◆ Ziel der Aufgabe: Schreiben Sie den Ausgangstext über die Taxifahrten vollständig und wortgetreu ab.

◆ Ausgangstext:
+--
Egal was entgegenkam oder im Weg stand, «aus dem Weg, jetzt komme ich!», und so liess er auch seinen Motor heulen. Wobei er nur keinen zweiten Gang hatte und entsprechend fahren musste. Regina meinte trocken: «Gerold du fährst so langsam, das schätze ich sehr.» Vor uns ging nach und nach alles aus dem Weg, bis wir wieder auf der Hauptstrasse waren. Dann riss er einen Stopp und blockierte gleichzeitig die Einfahrt, an der ein Autofahrer verzweifelt versuchte, sich einzufädeln. Alles Hupen nützte nichts. Unser Rally-Meister musste mit uns zuerst klären, wo wir eigentlich hinwollten. Kein Witz. Er belehrte uns etwa 15 Minuten lang, wo was war und ignorierte das Hupen des blockierten Autofahrers mit grösster Ruhe. Dort, wo wir hinwollten, war für ihn da, wo er jetzt angehalten hatte. Er hatte keinen Plan, was unser Ziel war, obwohl er zuvor 20 Jahre in dieser Gegend gelebt hat. Wir wussten, dass das Ziel 3.5 km geradeaus auf der rechten Seite war. Der Mensch, der den Zoll erledigt, erwartete uns im Büro. Wir waren am Vortag dort. Der Taxifahrer kassierte die vereinbarten 10 Lari und damit für ihn das Geschäft erledigt. Regina und ich schauten uns an und konnten nicht fassen, was wir da soeben erlebt haben. Kneif mich! War das real? Eine andere Episode mit einem Taxi Fahrer der in Sibirien aufgewachsen ist, der sang mit Regina russische Kinderlieder. Er hat damit begonnen und Regina stimmte ein. Er hat rotz Wartezeit einen georgischen Preis verlangt. Wie schon öfters gesagt, Widersprüche noch und noch.
+--
◆ Einträge:
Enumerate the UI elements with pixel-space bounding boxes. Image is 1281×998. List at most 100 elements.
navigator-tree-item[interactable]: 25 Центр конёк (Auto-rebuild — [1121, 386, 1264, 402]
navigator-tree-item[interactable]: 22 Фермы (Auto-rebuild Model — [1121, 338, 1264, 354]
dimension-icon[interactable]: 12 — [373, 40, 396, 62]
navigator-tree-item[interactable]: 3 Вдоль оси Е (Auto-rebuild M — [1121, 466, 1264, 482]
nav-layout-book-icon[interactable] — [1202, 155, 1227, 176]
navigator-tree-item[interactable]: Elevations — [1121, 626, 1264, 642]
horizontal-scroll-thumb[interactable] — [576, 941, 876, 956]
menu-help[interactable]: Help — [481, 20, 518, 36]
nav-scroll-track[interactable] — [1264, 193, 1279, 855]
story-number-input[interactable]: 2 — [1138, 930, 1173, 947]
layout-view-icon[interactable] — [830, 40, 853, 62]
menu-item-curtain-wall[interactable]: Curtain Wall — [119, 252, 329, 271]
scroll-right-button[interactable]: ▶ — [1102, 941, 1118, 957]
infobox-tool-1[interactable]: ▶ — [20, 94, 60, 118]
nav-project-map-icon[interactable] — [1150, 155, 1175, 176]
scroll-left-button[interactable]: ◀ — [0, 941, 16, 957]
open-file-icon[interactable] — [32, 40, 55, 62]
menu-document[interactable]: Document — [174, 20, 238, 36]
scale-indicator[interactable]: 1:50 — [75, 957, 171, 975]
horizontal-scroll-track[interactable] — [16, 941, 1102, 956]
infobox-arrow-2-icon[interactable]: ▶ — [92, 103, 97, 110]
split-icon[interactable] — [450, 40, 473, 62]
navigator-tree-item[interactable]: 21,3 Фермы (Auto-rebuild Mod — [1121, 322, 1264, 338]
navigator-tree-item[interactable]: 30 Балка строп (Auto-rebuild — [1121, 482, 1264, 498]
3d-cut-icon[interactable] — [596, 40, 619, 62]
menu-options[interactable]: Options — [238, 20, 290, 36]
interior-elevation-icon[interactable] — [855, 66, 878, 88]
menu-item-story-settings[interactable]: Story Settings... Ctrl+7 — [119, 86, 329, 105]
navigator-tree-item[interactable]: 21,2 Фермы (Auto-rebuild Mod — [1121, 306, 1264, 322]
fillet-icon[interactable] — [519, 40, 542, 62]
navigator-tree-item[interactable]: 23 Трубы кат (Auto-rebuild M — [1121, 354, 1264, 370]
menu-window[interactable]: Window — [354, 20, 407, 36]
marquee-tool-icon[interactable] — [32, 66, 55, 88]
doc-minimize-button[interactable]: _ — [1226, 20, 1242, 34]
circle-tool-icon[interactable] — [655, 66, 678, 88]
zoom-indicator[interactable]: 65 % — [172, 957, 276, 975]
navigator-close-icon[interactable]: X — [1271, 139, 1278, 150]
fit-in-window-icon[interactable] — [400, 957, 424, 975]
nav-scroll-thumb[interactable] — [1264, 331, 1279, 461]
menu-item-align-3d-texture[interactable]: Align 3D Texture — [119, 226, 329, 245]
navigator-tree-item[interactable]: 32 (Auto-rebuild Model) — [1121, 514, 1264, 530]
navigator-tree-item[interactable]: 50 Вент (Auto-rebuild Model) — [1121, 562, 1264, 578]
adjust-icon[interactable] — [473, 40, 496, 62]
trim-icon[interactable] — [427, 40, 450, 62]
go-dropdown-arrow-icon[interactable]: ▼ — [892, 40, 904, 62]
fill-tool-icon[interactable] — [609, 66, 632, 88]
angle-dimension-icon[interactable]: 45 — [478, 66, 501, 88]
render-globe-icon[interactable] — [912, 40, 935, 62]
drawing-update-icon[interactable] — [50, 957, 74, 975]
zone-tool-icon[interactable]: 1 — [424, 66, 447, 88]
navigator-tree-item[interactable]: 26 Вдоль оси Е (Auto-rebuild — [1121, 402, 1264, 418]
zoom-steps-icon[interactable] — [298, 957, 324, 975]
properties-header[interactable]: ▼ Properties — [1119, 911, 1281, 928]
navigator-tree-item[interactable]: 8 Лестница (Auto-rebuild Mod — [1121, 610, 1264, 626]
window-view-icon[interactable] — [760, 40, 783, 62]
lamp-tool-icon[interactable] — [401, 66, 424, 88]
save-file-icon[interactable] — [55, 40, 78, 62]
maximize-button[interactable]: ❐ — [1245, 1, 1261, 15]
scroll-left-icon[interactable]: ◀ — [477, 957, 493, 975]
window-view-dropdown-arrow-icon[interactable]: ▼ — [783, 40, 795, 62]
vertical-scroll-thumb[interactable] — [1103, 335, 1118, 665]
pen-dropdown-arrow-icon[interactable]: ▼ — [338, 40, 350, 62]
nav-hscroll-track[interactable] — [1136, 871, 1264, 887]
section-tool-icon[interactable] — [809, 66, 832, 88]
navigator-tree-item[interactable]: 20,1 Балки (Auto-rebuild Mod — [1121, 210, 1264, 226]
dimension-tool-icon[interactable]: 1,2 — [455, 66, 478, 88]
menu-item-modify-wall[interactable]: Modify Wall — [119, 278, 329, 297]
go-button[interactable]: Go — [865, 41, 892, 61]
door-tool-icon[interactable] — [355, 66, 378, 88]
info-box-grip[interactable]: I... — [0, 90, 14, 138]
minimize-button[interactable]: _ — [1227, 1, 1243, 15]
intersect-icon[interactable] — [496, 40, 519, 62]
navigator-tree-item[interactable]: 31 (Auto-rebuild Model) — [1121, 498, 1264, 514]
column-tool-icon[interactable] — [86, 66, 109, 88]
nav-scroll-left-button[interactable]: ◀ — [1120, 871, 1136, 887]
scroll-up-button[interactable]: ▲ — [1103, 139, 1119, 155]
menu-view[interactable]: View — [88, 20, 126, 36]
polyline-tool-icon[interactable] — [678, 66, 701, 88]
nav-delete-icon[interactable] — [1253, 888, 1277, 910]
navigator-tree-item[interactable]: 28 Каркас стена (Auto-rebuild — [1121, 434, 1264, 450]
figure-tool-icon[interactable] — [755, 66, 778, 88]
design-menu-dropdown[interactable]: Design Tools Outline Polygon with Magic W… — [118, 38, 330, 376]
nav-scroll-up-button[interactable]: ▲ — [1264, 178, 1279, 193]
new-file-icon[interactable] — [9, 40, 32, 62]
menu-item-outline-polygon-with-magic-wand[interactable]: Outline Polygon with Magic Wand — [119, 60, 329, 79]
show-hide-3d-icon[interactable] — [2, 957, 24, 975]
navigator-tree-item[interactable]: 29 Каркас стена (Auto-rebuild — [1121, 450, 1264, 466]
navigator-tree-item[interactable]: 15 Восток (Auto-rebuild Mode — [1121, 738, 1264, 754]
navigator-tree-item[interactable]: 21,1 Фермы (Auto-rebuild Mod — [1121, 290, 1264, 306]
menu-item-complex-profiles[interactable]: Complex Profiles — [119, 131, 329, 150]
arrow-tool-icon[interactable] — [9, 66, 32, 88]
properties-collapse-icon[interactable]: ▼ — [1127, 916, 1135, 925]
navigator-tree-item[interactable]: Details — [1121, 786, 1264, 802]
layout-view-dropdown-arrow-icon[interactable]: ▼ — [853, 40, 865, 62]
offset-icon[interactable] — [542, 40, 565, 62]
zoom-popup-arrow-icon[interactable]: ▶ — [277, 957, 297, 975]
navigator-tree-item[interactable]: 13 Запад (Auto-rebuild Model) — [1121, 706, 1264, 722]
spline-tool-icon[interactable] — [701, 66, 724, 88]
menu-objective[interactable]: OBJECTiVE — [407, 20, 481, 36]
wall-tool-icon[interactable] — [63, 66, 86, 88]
+--
◆ Antwort:
Egal was entgegenkam oder im Weg stand, «aus dem Weg, jetzt komme ich!», und so liess er auch seinen Motor heulen. Wobei er nur keinen zweiten Gang hatte und entsprechend fahren musste. Regina meinte trocken: «Gerold du fährst so langsam, das schätze ich sehr.» Vor uns ging nach und nach alles aus dem Weg, bis wir wieder auf der Hauptstrasse waren. Dann riss er einen Stopp und blockierte gleichzeitig die Einfahrt, an der ein Autofahrer verzweifelt versuchte, sich einzufädeln. Alles Hupen nützte nichts. Unser Rally-Meister musste mit uns zuerst klären, wo wir eigentlich hinwollten. Kein Witz. Er belehrte uns etwa 15 Minuten lang, wo was war und ignorierte das Hupen des blockierten Autofahrers mit grösster Ruhe. Dort, wo wir hinwollten, war für ihn da, wo er jetzt angehalten hatte. Er hatte keinen Plan, was unser Ziel war, obwohl er zuvor 20 Jahre in dieser Gegend gelebt hat. Wir wussten, dass das Ziel 3.5 km geradeaus auf der rechten Seite war. Der Mensch, der den Zoll erledigt, erwartete uns im Büro. Wir waren am Vortag dort. Der Taxifahrer kassierte die vereinbarten 10 Lari und damit für ihn das Geschäft erledigt. Regina und ich schauten uns an und konnten nicht fassen, was wir da soeben erlebt haben. Kneif mich! War das real? Eine andere Episode mit einem Taxi Fahrer der in Sibirien aufgewachsen ist, der sang mit Regina russische Kinderlieder. Er hat damit begonnen und Regina stimmte ein. Er hat rotz Wartezeit einen georgischen Preis verlangt. Wie schon öfters gesagt, Widersprüche noch und noch.